- AIM -
Reproduce each line that includes the word "title".
========================
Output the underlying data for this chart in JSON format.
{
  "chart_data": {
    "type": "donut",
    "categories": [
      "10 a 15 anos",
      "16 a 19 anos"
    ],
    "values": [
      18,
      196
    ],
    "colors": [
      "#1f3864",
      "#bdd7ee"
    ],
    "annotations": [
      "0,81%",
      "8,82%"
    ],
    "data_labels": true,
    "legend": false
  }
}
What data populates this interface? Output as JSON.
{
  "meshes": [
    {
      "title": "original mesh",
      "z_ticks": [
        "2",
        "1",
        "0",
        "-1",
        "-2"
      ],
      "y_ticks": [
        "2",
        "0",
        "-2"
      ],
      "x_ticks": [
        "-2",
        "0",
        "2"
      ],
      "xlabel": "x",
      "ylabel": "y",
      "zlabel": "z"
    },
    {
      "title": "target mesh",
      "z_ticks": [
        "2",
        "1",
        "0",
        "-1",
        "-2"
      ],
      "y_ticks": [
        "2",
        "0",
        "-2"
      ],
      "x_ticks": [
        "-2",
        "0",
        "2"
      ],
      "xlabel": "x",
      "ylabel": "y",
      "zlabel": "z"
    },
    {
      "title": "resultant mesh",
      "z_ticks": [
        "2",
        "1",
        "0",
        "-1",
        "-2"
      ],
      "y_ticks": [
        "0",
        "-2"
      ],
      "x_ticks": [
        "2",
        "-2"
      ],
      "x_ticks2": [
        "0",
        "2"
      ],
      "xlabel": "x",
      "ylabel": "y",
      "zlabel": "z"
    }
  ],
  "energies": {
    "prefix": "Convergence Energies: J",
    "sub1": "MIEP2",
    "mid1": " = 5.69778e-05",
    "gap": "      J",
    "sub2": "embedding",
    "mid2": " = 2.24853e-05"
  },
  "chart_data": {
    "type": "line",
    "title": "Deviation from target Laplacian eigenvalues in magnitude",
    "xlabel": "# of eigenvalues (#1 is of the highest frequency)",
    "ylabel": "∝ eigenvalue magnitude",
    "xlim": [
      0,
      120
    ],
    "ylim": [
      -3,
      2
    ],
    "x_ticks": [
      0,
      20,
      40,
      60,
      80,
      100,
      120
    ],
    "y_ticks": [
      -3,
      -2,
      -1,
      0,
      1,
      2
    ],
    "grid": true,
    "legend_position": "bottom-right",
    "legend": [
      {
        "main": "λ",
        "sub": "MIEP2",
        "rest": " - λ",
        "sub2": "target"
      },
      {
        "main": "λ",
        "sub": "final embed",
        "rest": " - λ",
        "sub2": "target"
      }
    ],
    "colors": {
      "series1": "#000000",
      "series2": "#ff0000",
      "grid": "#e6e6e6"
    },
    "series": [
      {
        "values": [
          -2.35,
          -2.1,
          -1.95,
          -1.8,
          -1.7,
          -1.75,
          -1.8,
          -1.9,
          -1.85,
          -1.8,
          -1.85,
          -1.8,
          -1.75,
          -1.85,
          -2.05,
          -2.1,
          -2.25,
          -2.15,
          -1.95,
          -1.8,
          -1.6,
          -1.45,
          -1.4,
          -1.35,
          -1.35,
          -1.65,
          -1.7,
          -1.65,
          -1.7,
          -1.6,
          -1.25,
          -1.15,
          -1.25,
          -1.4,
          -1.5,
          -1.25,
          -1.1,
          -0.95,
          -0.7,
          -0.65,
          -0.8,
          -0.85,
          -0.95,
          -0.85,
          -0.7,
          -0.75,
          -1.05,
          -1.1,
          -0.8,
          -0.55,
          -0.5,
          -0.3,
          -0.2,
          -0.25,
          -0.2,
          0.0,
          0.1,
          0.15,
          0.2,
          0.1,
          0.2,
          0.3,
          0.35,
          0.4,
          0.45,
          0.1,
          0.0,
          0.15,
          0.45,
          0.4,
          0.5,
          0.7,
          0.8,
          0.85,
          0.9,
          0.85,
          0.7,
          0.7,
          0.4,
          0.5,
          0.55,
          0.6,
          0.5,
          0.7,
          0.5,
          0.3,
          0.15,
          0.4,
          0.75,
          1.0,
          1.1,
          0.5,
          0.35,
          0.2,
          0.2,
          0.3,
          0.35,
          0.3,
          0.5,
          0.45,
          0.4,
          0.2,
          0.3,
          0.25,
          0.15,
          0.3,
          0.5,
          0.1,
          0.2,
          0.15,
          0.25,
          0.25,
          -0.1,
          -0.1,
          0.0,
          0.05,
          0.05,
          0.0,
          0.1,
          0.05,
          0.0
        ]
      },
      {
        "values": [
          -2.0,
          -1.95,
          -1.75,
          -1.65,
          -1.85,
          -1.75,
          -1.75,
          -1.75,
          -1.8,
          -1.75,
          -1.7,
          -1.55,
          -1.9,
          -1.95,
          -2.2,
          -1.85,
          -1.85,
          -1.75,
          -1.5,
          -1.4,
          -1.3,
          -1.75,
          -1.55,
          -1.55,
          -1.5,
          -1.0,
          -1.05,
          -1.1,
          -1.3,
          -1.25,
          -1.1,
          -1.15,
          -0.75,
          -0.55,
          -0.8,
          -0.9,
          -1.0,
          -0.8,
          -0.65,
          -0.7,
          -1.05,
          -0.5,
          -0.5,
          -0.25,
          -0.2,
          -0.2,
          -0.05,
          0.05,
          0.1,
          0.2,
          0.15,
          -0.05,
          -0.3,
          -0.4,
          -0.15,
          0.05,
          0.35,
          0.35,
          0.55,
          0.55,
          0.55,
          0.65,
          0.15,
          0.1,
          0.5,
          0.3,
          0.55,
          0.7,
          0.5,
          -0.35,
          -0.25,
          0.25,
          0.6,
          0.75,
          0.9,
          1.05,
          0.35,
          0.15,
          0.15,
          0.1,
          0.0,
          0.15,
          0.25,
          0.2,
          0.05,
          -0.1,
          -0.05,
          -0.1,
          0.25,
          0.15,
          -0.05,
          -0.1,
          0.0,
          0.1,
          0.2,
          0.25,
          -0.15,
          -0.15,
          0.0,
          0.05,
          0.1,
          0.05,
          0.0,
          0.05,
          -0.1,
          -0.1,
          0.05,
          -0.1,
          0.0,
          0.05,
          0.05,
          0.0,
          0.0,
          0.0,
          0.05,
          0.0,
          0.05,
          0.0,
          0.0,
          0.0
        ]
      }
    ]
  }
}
========================
- RESULT OF THIS EXERCISE -
      "title": "original mesh",
      "title": "target mesh",
      "title": "resultant mesh",
    "title": "Deviation from target Laplacian eigenvalues in magnitude",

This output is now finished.